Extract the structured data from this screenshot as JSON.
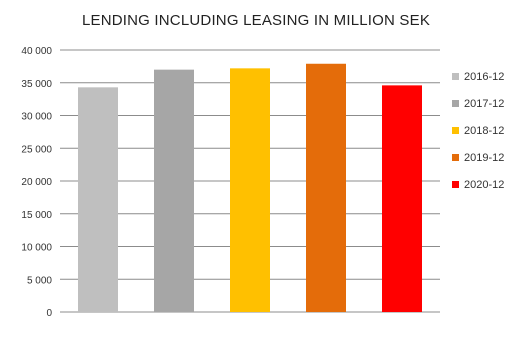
{
  "chart_data": {
    "type": "bar",
    "title": "LENDING INCLUDING LEASING IN MILLION SEK",
    "xlabel": "",
    "ylabel": "",
    "categories": [
      "2016-12",
      "2017-12",
      "2018-12",
      "2019-12",
      "2020-12"
    ],
    "values": [
      34300,
      37000,
      37200,
      37900,
      34600
    ],
    "colors": [
      "#bfbfbf",
      "#a6a6a6",
      "#ffc000",
      "#e46c0a",
      "#ff0000"
    ],
    "ylim": [
      0,
      40000
    ],
    "y_ticks": [
      0,
      5000,
      10000,
      15000,
      20000,
      25000,
      30000,
      35000,
      40000
    ],
    "y_tick_labels": [
      "0",
      "5 000",
      "10 000",
      "15 000",
      "20 000",
      "25 000",
      "30 000",
      "35 000",
      "40 000"
    ],
    "grid": true,
    "legend_position": "right"
  }
}
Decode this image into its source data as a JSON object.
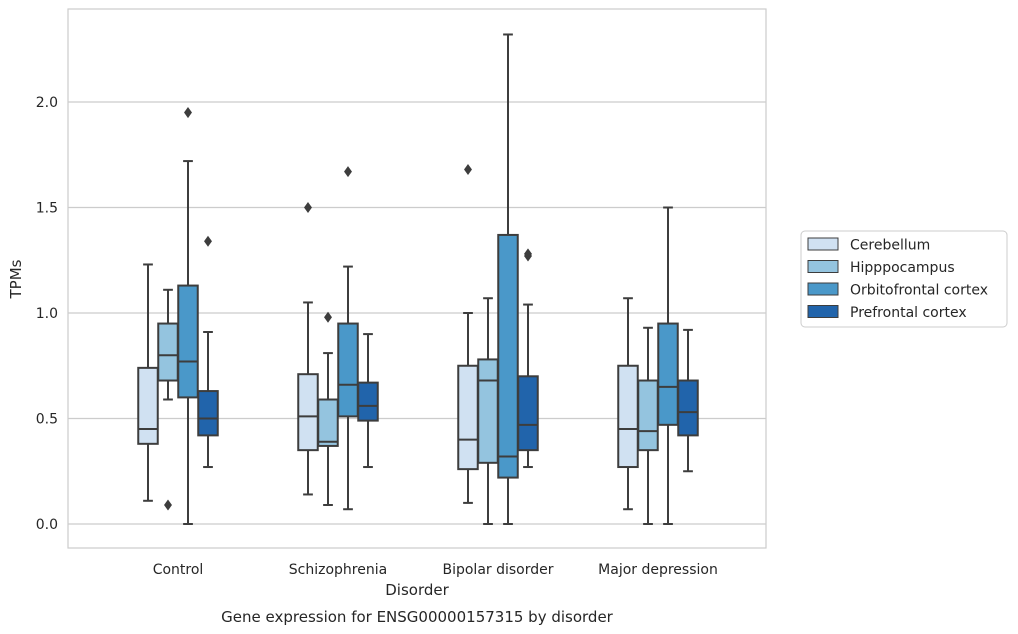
{
  "chart_data": {
    "type": "boxplot",
    "title": "",
    "caption": "Gene expression for ENSG00000157315 by disorder",
    "xlabel": "Disorder",
    "ylabel": "TPMs",
    "ylim": [
      -0.11,
      2.45
    ],
    "yticks": [
      0.0,
      0.5,
      1.0,
      1.5,
      2.0
    ],
    "ytick_labels": [
      "0.0",
      "0.5",
      "1.0",
      "1.5",
      "2.0"
    ],
    "grid": "horizontal",
    "legend_position": "right",
    "categories": [
      "Control",
      "Schizophrenia",
      "Bipolar disorder",
      "Major depression"
    ],
    "series": [
      {
        "name": "Cerebellum",
        "color": "#d0e1f2",
        "boxes": [
          {
            "q1": 0.38,
            "median": 0.45,
            "q3": 0.74,
            "whisker_low": 0.11,
            "whisker_high": 1.23,
            "outliers": []
          },
          {
            "q1": 0.35,
            "median": 0.51,
            "q3": 0.71,
            "whisker_low": 0.14,
            "whisker_high": 1.05,
            "outliers": [
              1.5
            ]
          },
          {
            "q1": 0.26,
            "median": 0.4,
            "q3": 0.75,
            "whisker_low": 0.1,
            "whisker_high": 1.0,
            "outliers": [
              1.68
            ]
          },
          {
            "q1": 0.27,
            "median": 0.45,
            "q3": 0.75,
            "whisker_low": 0.07,
            "whisker_high": 1.07,
            "outliers": []
          }
        ]
      },
      {
        "name": "Hipppocampus",
        "color": "#94c4df",
        "boxes": [
          {
            "q1": 0.68,
            "median": 0.8,
            "q3": 0.95,
            "whisker_low": 0.59,
            "whisker_high": 1.11,
            "outliers": [
              0.09
            ]
          },
          {
            "q1": 0.37,
            "median": 0.39,
            "q3": 0.59,
            "whisker_low": 0.09,
            "whisker_high": 0.81,
            "outliers": [
              0.98
            ]
          },
          {
            "q1": 0.29,
            "median": 0.68,
            "q3": 0.78,
            "whisker_low": 0.0,
            "whisker_high": 1.07,
            "outliers": []
          },
          {
            "q1": 0.35,
            "median": 0.44,
            "q3": 0.68,
            "whisker_low": 0.0,
            "whisker_high": 0.93,
            "outliers": []
          }
        ]
      },
      {
        "name": "Orbitofrontal cortex",
        "color": "#4a98c9",
        "boxes": [
          {
            "q1": 0.6,
            "median": 0.77,
            "q3": 1.13,
            "whisker_low": 0.0,
            "whisker_high": 1.72,
            "outliers": [
              1.95
            ]
          },
          {
            "q1": 0.51,
            "median": 0.66,
            "q3": 0.95,
            "whisker_low": 0.07,
            "whisker_high": 1.22,
            "outliers": [
              1.67
            ]
          },
          {
            "q1": 0.22,
            "median": 0.32,
            "q3": 1.37,
            "whisker_low": 0.0,
            "whisker_high": 2.32,
            "outliers": []
          },
          {
            "q1": 0.47,
            "median": 0.65,
            "q3": 0.95,
            "whisker_low": 0.0,
            "whisker_high": 1.5,
            "outliers": []
          }
        ]
      },
      {
        "name": "Prefrontal cortex",
        "color": "#2164ab",
        "boxes": [
          {
            "q1": 0.42,
            "median": 0.5,
            "q3": 0.63,
            "whisker_low": 0.27,
            "whisker_high": 0.91,
            "outliers": [
              1.34
            ]
          },
          {
            "q1": 0.49,
            "median": 0.56,
            "q3": 0.67,
            "whisker_low": 0.27,
            "whisker_high": 0.9,
            "outliers": []
          },
          {
            "q1": 0.35,
            "median": 0.47,
            "q3": 0.7,
            "whisker_low": 0.27,
            "whisker_high": 1.04,
            "outliers": [
              1.27,
              1.28
            ]
          },
          {
            "q1": 0.42,
            "median": 0.53,
            "q3": 0.68,
            "whisker_low": 0.25,
            "whisker_high": 0.92,
            "outliers": []
          }
        ]
      }
    ]
  }
}
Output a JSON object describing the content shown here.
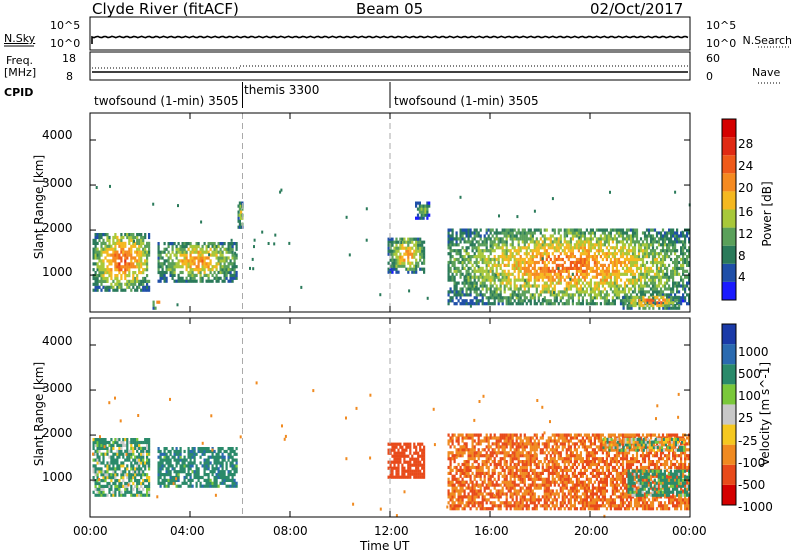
{
  "header": {
    "station": "Clyde River (fitACF)",
    "beam": "Beam 05",
    "date": "02/Oct/2017"
  },
  "top_panels": {
    "nsky_label": "N.Sky",
    "nsky_ticks": [
      "10^5",
      "10^0"
    ],
    "nsearch_label": "N.Search",
    "nsearch_ticks": [
      "10^5",
      "10^0"
    ],
    "freq_label_1": "Freq.",
    "freq_label_2": "[MHz]",
    "freq_ticks": [
      "18",
      "8"
    ],
    "nave_label": "Nave",
    "nave_ticks": [
      "60",
      "0"
    ],
    "cpid_label": "CPID",
    "cpid_segments": [
      {
        "label": "twofsound (1-min) 3505",
        "start_hour": 0,
        "end_hour": 6.1
      },
      {
        "label": "themis 3300",
        "start_hour": 6.1,
        "end_hour": 12.0
      },
      {
        "label": "twofsound (1-min) 3505",
        "start_hour": 12.0,
        "end_hour": 24
      }
    ]
  },
  "chart_data": [
    {
      "type": "heatmap",
      "title": "",
      "xlabel": "Time UT",
      "ylabel": "Slant Range [km]",
      "xlim": [
        0,
        24
      ],
      "ylim": [
        180,
        4600
      ],
      "x_ticks": [
        "00:00",
        "04:00",
        "08:00",
        "12:00",
        "16:00",
        "20:00",
        "00:00"
      ],
      "y_ticks": [
        1000,
        2000,
        3000,
        4000
      ],
      "colorbar": {
        "label": "Power [dB]",
        "range": [
          0,
          32
        ],
        "ticks": [
          4,
          8,
          12,
          16,
          20,
          24,
          28
        ],
        "colors": [
          "#1a1aff",
          "#1f4fa8",
          "#2a7a5a",
          "#5aa05a",
          "#a8c83a",
          "#f5b820",
          "#f58a20",
          "#ef5a1a",
          "#e02a14",
          "#d40000"
        ]
      },
      "echo_regions": [
        {
          "t0": 0.1,
          "t1": 2.4,
          "r0": 700,
          "r1": 2000,
          "peak_db": 26
        },
        {
          "t0": 2.5,
          "t1": 2.8,
          "r0": 300,
          "r1": 500,
          "peak_db": 30
        },
        {
          "t0": 2.7,
          "t1": 5.9,
          "r0": 900,
          "r1": 1800,
          "peak_db": 22
        },
        {
          "t0": 5.9,
          "t1": 6.1,
          "r0": 2100,
          "r1": 2700,
          "peak_db": 18
        },
        {
          "t0": 11.9,
          "t1": 13.4,
          "r0": 1100,
          "r1": 1900,
          "peak_db": 22
        },
        {
          "t0": 13.0,
          "t1": 13.6,
          "r0": 2300,
          "r1": 2700,
          "peak_db": 14
        },
        {
          "t0": 14.3,
          "t1": 24,
          "r0": 400,
          "r1": 2100,
          "peak_db": 24
        },
        {
          "t0": 21.3,
          "t1": 23.6,
          "r0": 300,
          "r1": 600,
          "peak_db": 26
        }
      ]
    },
    {
      "type": "heatmap",
      "title": "",
      "xlabel": "Time UT",
      "ylabel": "Slant Range [km]",
      "xlim": [
        0,
        24
      ],
      "ylim": [
        180,
        4600
      ],
      "x_ticks": [
        "00:00",
        "04:00",
        "08:00",
        "12:00",
        "16:00",
        "20:00",
        "00:00"
      ],
      "y_ticks": [
        1000,
        2000,
        3000,
        4000
      ],
      "colorbar": {
        "label": "Velocity [m s^-1]",
        "tick_labels": [
          "1000",
          "500",
          "100",
          "25",
          "-25",
          "-100",
          "-500",
          "-1000"
        ],
        "colors": [
          "#1a3aa8",
          "#2a6ab0",
          "#2a8a6a",
          "#7ac83a",
          "#c8c8c8",
          "#f5c820",
          "#f08a20",
          "#e84a1a",
          "#d40000"
        ]
      },
      "echo_regions": [
        {
          "t0": 0.1,
          "t1": 2.4,
          "r0": 700,
          "r1": 2000,
          "velocity": 100
        },
        {
          "t0": 2.7,
          "t1": 5.9,
          "r0": 900,
          "r1": 1800,
          "velocity": 200
        },
        {
          "t0": 11.9,
          "t1": 13.4,
          "r0": 1100,
          "r1": 1900,
          "velocity": -500
        },
        {
          "t0": 14.3,
          "t1": 24,
          "r0": 400,
          "r1": 2100,
          "velocity": -300
        },
        {
          "t0": 20.5,
          "t1": 23.8,
          "r0": 1700,
          "r1": 2000,
          "velocity": 0
        },
        {
          "t0": 21.5,
          "t1": 24,
          "r0": 700,
          "r1": 1300,
          "velocity": 150
        }
      ]
    }
  ]
}
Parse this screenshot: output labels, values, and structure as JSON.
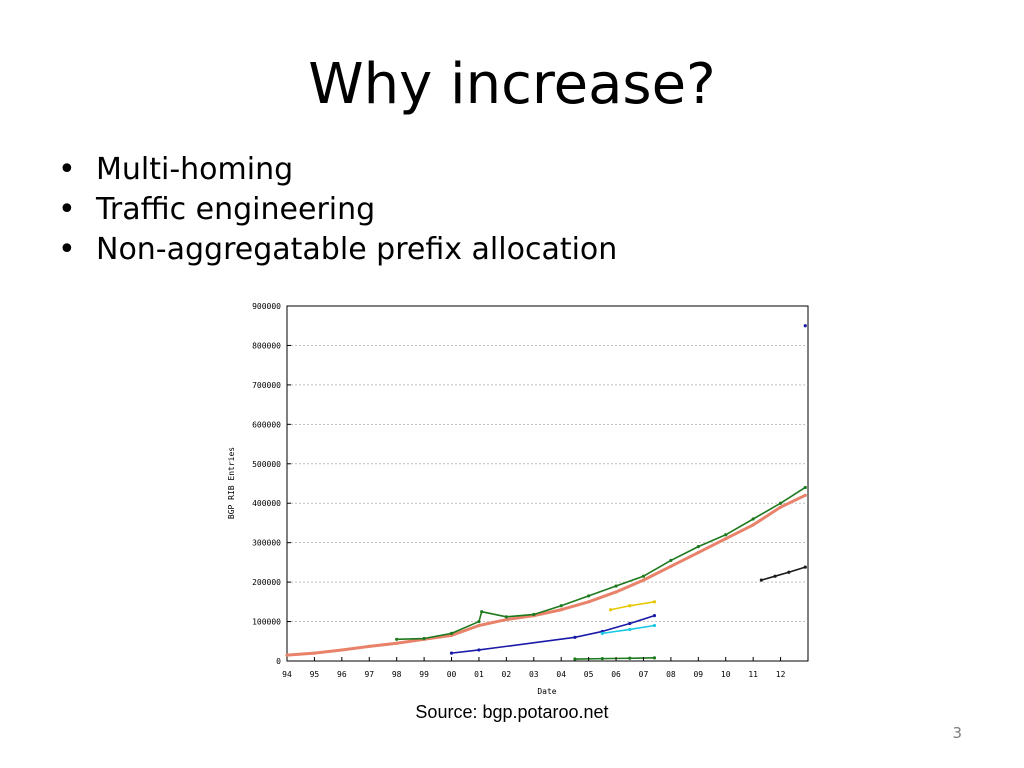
{
  "slide": {
    "title": "Why increase?",
    "bullets": [
      "Multi-homing",
      "Traffic engineering",
      "Non-aggregatable prefix allocation"
    ],
    "bullet_char": "•",
    "source": "Source: bgp.potaroo.net",
    "page_number": "3"
  },
  "chart_data": {
    "type": "scatter",
    "title": "",
    "xlabel": "Date",
    "ylabel": "BGP RIB Entries",
    "xlim": [
      1994,
      2013
    ],
    "ylim": [
      0,
      900000
    ],
    "x_ticks": [
      "94",
      "95",
      "96",
      "97",
      "98",
      "99",
      "00",
      "01",
      "02",
      "03",
      "04",
      "05",
      "06",
      "07",
      "08",
      "09",
      "10",
      "11",
      "12"
    ],
    "y_ticks": [
      "900000",
      "800000",
      "700000",
      "600000",
      "500000",
      "400000",
      "300000",
      "200000",
      "100000",
      "0"
    ],
    "grid": true,
    "series": [
      {
        "color": "#e8826a",
        "x": [
          1994.0,
          1995.0,
          1996.0,
          1997.0,
          1998.0,
          1999.0,
          2000.0,
          2001.0,
          2002.0,
          2003.0,
          2004.0,
          2005.0,
          2006.0,
          2007.0,
          2008.0,
          2009.0,
          2010.0,
          2011.0,
          2012.0,
          2012.9
        ],
        "y": [
          15000,
          20000,
          28000,
          37000,
          45000,
          55000,
          65000,
          90000,
          105000,
          115000,
          130000,
          150000,
          175000,
          205000,
          240000,
          275000,
          310000,
          345000,
          390000,
          420000
        ]
      },
      {
        "color": "#1e7a1e",
        "x": [
          1998.0,
          1999.0,
          2000.0,
          2001.0,
          2001.1,
          2002.0,
          2003.0,
          2004.0,
          2005.0,
          2006.0,
          2007.0,
          2008.0,
          2009.0,
          2010.0,
          2011.0,
          2012.0,
          2012.9
        ],
        "y": [
          55000,
          57000,
          70000,
          100000,
          125000,
          112000,
          118000,
          140000,
          165000,
          190000,
          215000,
          255000,
          290000,
          320000,
          360000,
          400000,
          440000
        ]
      },
      {
        "color": "#1a1aa8",
        "x": [
          2000.0,
          2001.0,
          2004.5,
          2005.5,
          2006.5,
          2007.4
        ],
        "y": [
          20000,
          28000,
          60000,
          75000,
          95000,
          115000
        ]
      },
      {
        "color": "#e6c800",
        "x": [
          2005.8,
          2006.5,
          2007.4
        ],
        "y": [
          130000,
          140000,
          150000
        ]
      },
      {
        "color": "#1ac8e6",
        "x": [
          2005.5,
          2006.5,
          2007.4
        ],
        "y": [
          70000,
          80000,
          90000
        ]
      },
      {
        "color": "#1e7a1e",
        "x": [
          2004.5,
          2005.5,
          2006.5,
          2007.4
        ],
        "y": [
          5000,
          6000,
          7000,
          8000
        ]
      },
      {
        "color": "#1a1a1a",
        "x": [
          2011.3,
          2011.8,
          2012.3,
          2012.9
        ],
        "y": [
          205000,
          215000,
          225000,
          238000
        ]
      },
      {
        "color": "#1a1aa8",
        "x": [
          2012.9
        ],
        "y": [
          850000
        ]
      }
    ]
  }
}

══════════════════════════════

### Problem statement
Copy all lines from the material that contain "type".

### Exercise output
    "type": "bar",
    "type": "boxplot",
      "type": "heatmap",
      "type": "heatmap",
    "type": "scatter",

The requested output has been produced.